- **What to do**
From the entries that follow, list every line in which the string "countries" appears.

━━━━━ Given data

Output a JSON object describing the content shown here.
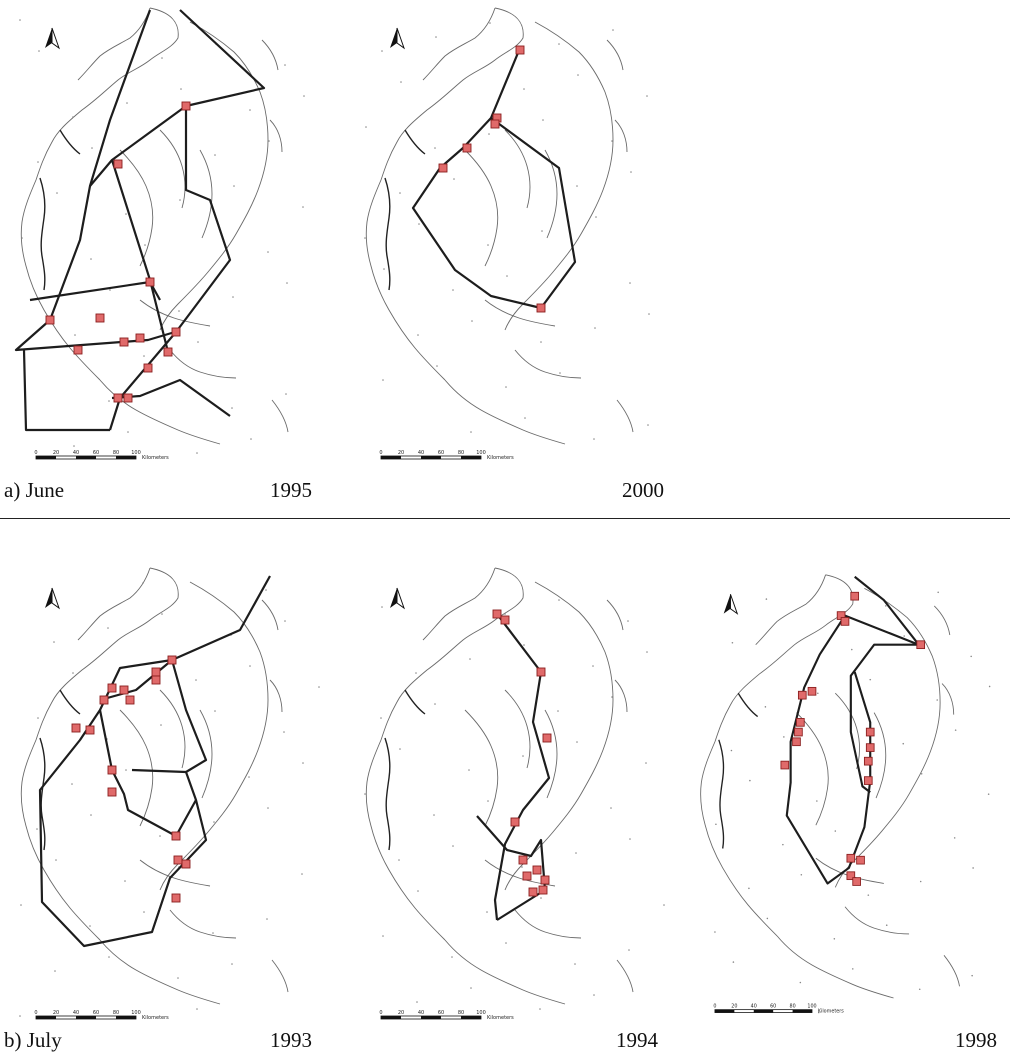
{
  "figure": {
    "panel_a": {
      "label": "a) June",
      "maps": [
        {
          "year": "1995"
        },
        {
          "year": "2000"
        }
      ]
    },
    "panel_b": {
      "label": "b) July",
      "maps": [
        {
          "year": "1993"
        },
        {
          "year": "1994"
        },
        {
          "year": "1998"
        }
      ]
    }
  },
  "map_common": {
    "north_arrow_icon": "north-arrow-icon",
    "scale_bar": {
      "ticks": [
        "0",
        "20",
        "40",
        "60",
        "80",
        "100"
      ],
      "unit": "Kilometers"
    }
  },
  "colors": {
    "station_fill": "#e06a6a",
    "station_stroke": "#8a1e1e",
    "track": "#1d1d1d",
    "coastline": "#6a6a6a"
  }
}
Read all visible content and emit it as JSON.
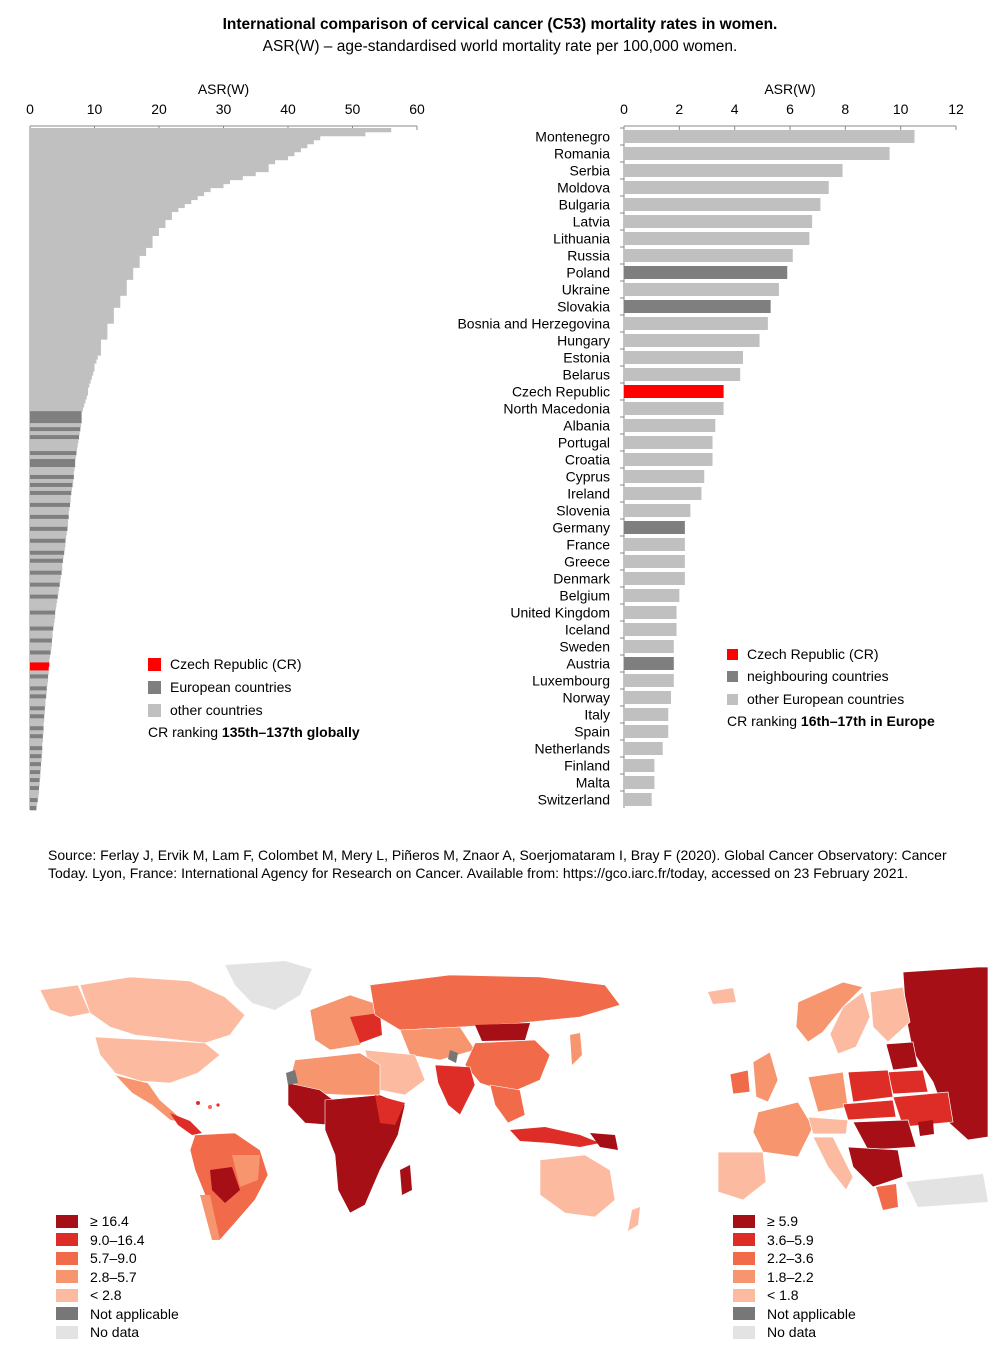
{
  "title": "International comparison of cervical cancer (C53) mortality rates in women.",
  "subtitle": "ASR(W) – age-standardised world mortality rate per 100,000 women.",
  "colors": {
    "cr": "#ff0000",
    "europe": "#7f7f7f",
    "other": "#c0c0c0"
  },
  "chart_data": [
    {
      "type": "bar",
      "orientation": "horizontal",
      "xlabel": "ASR(W)",
      "xlim": [
        0,
        60
      ],
      "ticks": [
        0,
        10,
        20,
        30,
        40,
        50,
        60
      ],
      "categories_labeled": false,
      "values": [
        56,
        52,
        45,
        44,
        43,
        42,
        41,
        40,
        38,
        37,
        37,
        35,
        33,
        31,
        30,
        28,
        27,
        26,
        25,
        24,
        23,
        22,
        22,
        21,
        21,
        20,
        20,
        19,
        19,
        19,
        18,
        18,
        17,
        17,
        17,
        16,
        16,
        16,
        15,
        15,
        15,
        15,
        14,
        14,
        14,
        13,
        13,
        13,
        13,
        12,
        12,
        12,
        12,
        11,
        11,
        11,
        11,
        10.5,
        10.3,
        10,
        10,
        9.8,
        9.6,
        9.4,
        9.2,
        9,
        9,
        8.8,
        8.6,
        8.4,
        8.2,
        8,
        8,
        8,
        7.9,
        7.8,
        7.7,
        7.6,
        7.5,
        7.4,
        7.3,
        7.2,
        7.1,
        7,
        7,
        6.9,
        6.8,
        6.8,
        6.7,
        6.6,
        6.5,
        6.4,
        6.3,
        6.3,
        6.2,
        6.1,
        6,
        6,
        5.9,
        5.9,
        5.8,
        5.7,
        5.6,
        5.5,
        5.5,
        5.4,
        5.3,
        5.2,
        5.1,
        5,
        5,
        4.9,
        4.8,
        4.7,
        4.6,
        4.5,
        4.4,
        4.3,
        4.2,
        4.1,
        4,
        3.9,
        3.9,
        3.8,
        3.7,
        3.6,
        3.5,
        3.5,
        3.4,
        3.4,
        3.3,
        3.2,
        3.1,
        3,
        3,
        2.9,
        2.9,
        2.8,
        2.8,
        2.7,
        2.6,
        2.6,
        2.5,
        2.4,
        2.4,
        2.3,
        2.3,
        2.2,
        2.2,
        2.1,
        2.1,
        2.1,
        2,
        2,
        1.9,
        1.9,
        1.9,
        1.8,
        1.8,
        1.7,
        1.7,
        1.6,
        1.6,
        1.5,
        1.5,
        1.4,
        1.4,
        1.3,
        1.2,
        1.1,
        1
      ],
      "groups": {
        "cr_index": [
          134,
          135
        ],
        "europe_indices": [
          71,
          72,
          73,
          75,
          77,
          81,
          83,
          84,
          87,
          89,
          91,
          94,
          97,
          100,
          103,
          106,
          108,
          111,
          114,
          117,
          121,
          125,
          128,
          131,
          137,
          140,
          142,
          145,
          147,
          150,
          152,
          155,
          157,
          159,
          161,
          163,
          165,
          168,
          170,
          172
        ]
      },
      "legend": [
        {
          "label": "Czech Republic (CR)",
          "color": "#ff0000"
        },
        {
          "label": "European countries",
          "color": "#7f7f7f"
        },
        {
          "label": "other countries",
          "color": "#c0c0c0"
        }
      ],
      "ranking_prefix": "CR ranking ",
      "ranking_value": "135th–137th globally"
    },
    {
      "type": "bar",
      "orientation": "horizontal",
      "xlabel": "ASR(W)",
      "xlim": [
        0,
        12
      ],
      "ticks": [
        0,
        2,
        4,
        6,
        8,
        10,
        12
      ],
      "categories": [
        "Montenegro",
        "Romania",
        "Serbia",
        "Moldova",
        "Bulgaria",
        "Latvia",
        "Lithuania",
        "Russia",
        "Poland",
        "Ukraine",
        "Slovakia",
        "Bosnia and Herzegovina",
        "Hungary",
        "Estonia",
        "Belarus",
        "Czech Republic",
        "North Macedonia",
        "Albania",
        "Portugal",
        "Croatia",
        "Cyprus",
        "Ireland",
        "Slovenia",
        "Germany",
        "France",
        "Greece",
        "Denmark",
        "Belgium",
        "United Kingdom",
        "Iceland",
        "Sweden",
        "Austria",
        "Luxembourg",
        "Norway",
        "Italy",
        "Spain",
        "Netherlands",
        "Finland",
        "Malta",
        "Switzerland"
      ],
      "values": [
        10.5,
        9.6,
        7.9,
        7.4,
        7.1,
        6.8,
        6.7,
        6.1,
        5.9,
        5.6,
        5.3,
        5.2,
        4.9,
        4.3,
        4.2,
        3.6,
        3.6,
        3.3,
        3.2,
        3.2,
        2.9,
        2.8,
        2.4,
        2.2,
        2.2,
        2.2,
        2.2,
        2.0,
        1.9,
        1.9,
        1.8,
        1.8,
        1.8,
        1.7,
        1.6,
        1.6,
        1.4,
        1.1,
        1.1,
        1.0
      ],
      "group": [
        "other",
        "other",
        "other",
        "other",
        "other",
        "other",
        "other",
        "other",
        "neighbour",
        "other",
        "neighbour",
        "other",
        "other",
        "other",
        "other",
        "cr",
        "other",
        "other",
        "other",
        "other",
        "other",
        "other",
        "other",
        "neighbour",
        "other",
        "other",
        "other",
        "other",
        "other",
        "other",
        "other",
        "neighbour",
        "other",
        "other",
        "other",
        "other",
        "other",
        "other",
        "other",
        "other"
      ],
      "legend": [
        {
          "label": "Czech Republic (CR)",
          "color": "#ff0000"
        },
        {
          "label": "neighbouring countries",
          "color": "#7f7f7f"
        },
        {
          "label": "other European countries",
          "color": "#c0c0c0"
        }
      ],
      "ranking_prefix": "CR ranking ",
      "ranking_value": "16th–17th in Europe"
    }
  ],
  "source": "Source: Ferlay J, Ervik M, Lam F, Colombet M, Mery L, Piñeros M, Znaor A, Soerjomataram I, Bray F (2020). Global Cancer Observatory: Cancer Today. Lyon, France: International Agency for Research on Cancer. Available from: https://gco.iarc.fr/today, accessed on 23 February 2021.",
  "world_map_legend": [
    {
      "label": "≥ 16.4",
      "color": "#a50f15"
    },
    {
      "label": "9.0–16.4",
      "color": "#de2d26"
    },
    {
      "label": "5.7–9.0",
      "color": "#f16a4a"
    },
    {
      "label": "2.8–5.7",
      "color": "#f7956f"
    },
    {
      "label": "< 2.8",
      "color": "#fcbba1"
    },
    {
      "label": "Not applicable",
      "color": "#777777"
    },
    {
      "label": "No data",
      "color": "#e3e3e3"
    }
  ],
  "europe_map_legend": [
    {
      "label": "≥ 5.9",
      "color": "#a50f15"
    },
    {
      "label": "3.6–5.9",
      "color": "#de2d26"
    },
    {
      "label": "2.2–3.6",
      "color": "#f16a4a"
    },
    {
      "label": "1.8–2.2",
      "color": "#f7956f"
    },
    {
      "label": "< 1.8",
      "color": "#fcbba1"
    },
    {
      "label": "Not applicable",
      "color": "#777777"
    },
    {
      "label": "No data",
      "color": "#e3e3e3"
    }
  ]
}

━━━━━━━━━━

- **Output of the exercise**
          "label": "European countries",
          "label": "other countries",
          "label": "neighbouring countries",
          "label": "other European countries",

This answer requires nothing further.